>> Begin Excerpted text

For the six months ended March 31, 2001 the Company's labor, occupancy and other expenses increased $586,000 from $2,812,000 (43.5% of restaurant sales) to $3,398,000 (44.5% of restaurant sales) compared to the same prior year period. The increase in labor, occupancy and other expenses for the six months ended March 31, 2001 is primarily attributable to expenses of $563,000 for four additional restaurants that opened in fiscal 2000 and one additional restaurant purchased from a franchisee in May 2000.

Labor, occupancy and other expenses increased as a percentage of restaurant sales in the six months ended March 31, 2001 primarily due to the decrease in same store restaurant sales for the three months ended December 31, 2000.

 

Depreciation and Amortization Expenses

For the three months ended March 31, 2001 the Company's depreciation and amortization expenses increased $16,000, from $189,000 to $205,000 compared to the same prior year period. The increase is attributable to an increase of $15,000 in depreciation expense for the four new company-owned restaurants that opened in fiscal 2000 and the restaurant purchased from a franchisee in May 2000.

For the six months ended March 31, 2001 the Company's depreciation and amortization expenses increased $48,000, from $358,000 to $406,000 compared to the same prior year period. The increase is primarily attributable to an increase of $46,000 in depreciation expense for the four new company-owned restaurants that opened in fiscal 2000 and the restaurant purchased from a franchisee in May 2000.

 

Income From Restaurant Operations

For the three months ended March 31, 2001, income from restaurant operations increased to $550,000 from $427,000 for the same prior year period. The Company's income from restaurant operations as a percentage of restaurant sales increased to 14.7% for the three months ended March 31, 2001 from 13.4% for the same prior year period. Cash flow from restaurant operations (income from restaurant operations plus depreciation and amortization) increased to 20.2% of restaurant sales for the three months ended March 31, 2001 from 19.3% for the same prior year period as a result of the increase in same store sales in the current period. Additionally, the current year period includes new store opening expenses of $7,000 compared to $27,000 for the same prior year period.

For the six months ended March 31, 2001, income from restaurant operations increased to $1,253,000 from $1,011,000 for the same prior year period. The Company's income from restaurant operations as a percentage of restaurant sales increased to 16.4% for the six months ended March 31, 2001 from 15.6% for the same prior year period. Cash flow from restaurant operations (income from restaurant operations plus depreciation and amortization) increased to 21.7% of restaurant sales for the six months ended March 31, 2001 from 21.2% for the same prior year period. Additionally, the current year period includes new store opening expenses of $22,000 compared to $75,000 for the same prior year period.

 

Selling, General and Administrative Expenses

For the three months ended March 31, 2001, selling, general and administrative expenses increased to $582,000 (15.6% of restaurant sales) from $494,000 (15.5% of restaurant sales) for the same prior year period. The increase in selling, general and administrative expenses is primarily attributable to increased advertising in the three months ended March 31, 2001, which increased advertising expenses to $217,000 (5.8% of restaurant sales) from $111,000 (3.5% of restaurant sales) for the same prior year period. The increase in advertising expenses for the three months ended March 31,2001 is attributable to increased media levels and production costs compared to the same prior year period.

>> End Excerpted text
>> Begin Given data

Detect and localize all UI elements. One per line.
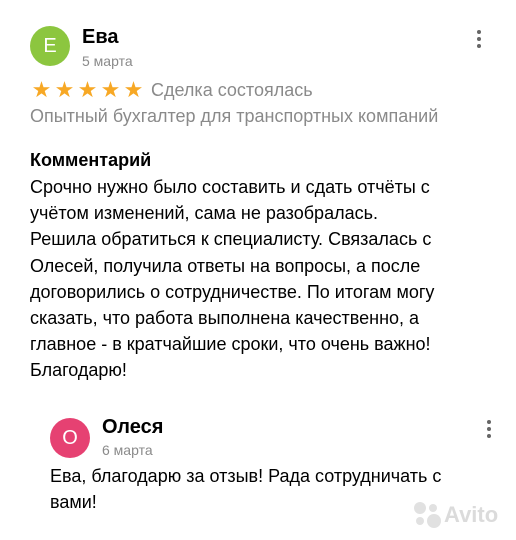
review-date: 5 марта — [82, 53, 133, 69]
reply-header: О Олеся 6 марта — [50, 408, 500, 458]
star-rating: ★ ★ ★ ★ ★ — [30, 79, 145, 101]
reply-avatar[interactable]: О — [50, 418, 90, 458]
comment-line: учётом изменений, сама не разобралась. — [30, 203, 378, 224]
comment-line: сказать, что работа выполнена качественн… — [30, 308, 420, 329]
comment-line: главное - в кратчайшие сроки, что очень … — [30, 334, 431, 355]
rating-row: ★ ★ ★ ★ ★ Сделка состоялась — [30, 78, 313, 102]
star-icon: ★ — [31, 77, 52, 102]
avito-watermark: Avito — [412, 500, 504, 530]
comment-line: Срочно нужно было составить и сдать отчё… — [30, 177, 430, 197]
comment-line: Благодарю! — [30, 360, 127, 381]
review-header: Е Ева 5 марта — [30, 20, 500, 70]
more-options-icon[interactable] — [486, 420, 492, 440]
comment-line: Олесей, получила ответы на вопросы, а по… — [30, 255, 421, 276]
comment-text: Срочно нужно было составить и сдать отчё… — [30, 174, 500, 384]
reply-line: Ева, благодарю за отзыв! Рада сотруднича… — [50, 466, 442, 486]
seller-reply: О Олеся 6 марта Ева, благодарю за отзыв!… — [50, 408, 500, 512]
avito-logo-icon — [412, 500, 442, 530]
star-icon: ★ — [54, 77, 75, 102]
watermark-text: Avito — [444, 502, 499, 527]
comment-heading: Комментарий — [30, 150, 152, 170]
star-icon: ★ — [100, 77, 121, 102]
author-name[interactable]: Ева — [82, 26, 119, 49]
more-options-icon[interactable] — [476, 30, 482, 50]
star-icon: ★ — [77, 77, 98, 102]
reply-author-name[interactable]: Олеся — [102, 416, 163, 439]
comment-line: Решила обратиться к специалисту. Связала… — [30, 229, 432, 250]
comment-line: договорились о сотрудничестве. По итогам… — [30, 281, 435, 302]
avatar[interactable]: Е — [30, 26, 70, 66]
star-icon: ★ — [123, 77, 144, 102]
review-header-block: Е Ева 5 марта — [30, 20, 500, 70]
deal-status: Сделка состоялась — [151, 79, 313, 100]
reply-date: 6 марта — [102, 442, 153, 458]
service-title[interactable]: Опытный бухгалтер для транспортных компа… — [30, 106, 438, 127]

>> End Given data

__What you need to do__
1. List every section heading that appears in the restaurant financial excerpt.
2. Write the next passage of the restaurant financial excerpt, picking up after its final sentence.

__Task results__
1.
Depreciation and Amortization Expenses
Income From Restaurant Operations
Selling, General and Administrative Expenses

2.
For the six months ended March 31, 2001, selling, general and administrative expenses decreased to $1,202,000 (15.7% of restaurant sales) from $1,313,000 (20.3% of restaurant sales) for the same prior year period. The decrease in selling, general and administrative expenses is primarily attributable to decreased advertising expenses in the six months ended March 31, 2001, which decreased to $444,000 (5.8% of restaurant sales) from $528,000 (8.2% of restaurant sales) for the same prior year period. The decrease in advertising expenses for the six months ended March 31, 2001 is attributable to decreased media levels and production costs in the first quarter compared to the prior year when media spending increased for the implementation of a television advertising campaign.

 

Income (Loss) From Operations

The Company had a loss from operations of ($32,000) in the three months ended March 31, 2001 compared to a loss from operations of ($76,000) for the same prior year period. The increase in income from operations of $44,000 is attributable to an increase in income from restaurant operations of $123,000, an increase in selling, general and administrative expenses of $88,000 and a decrease in the loss from operating RTC stores of $9,000.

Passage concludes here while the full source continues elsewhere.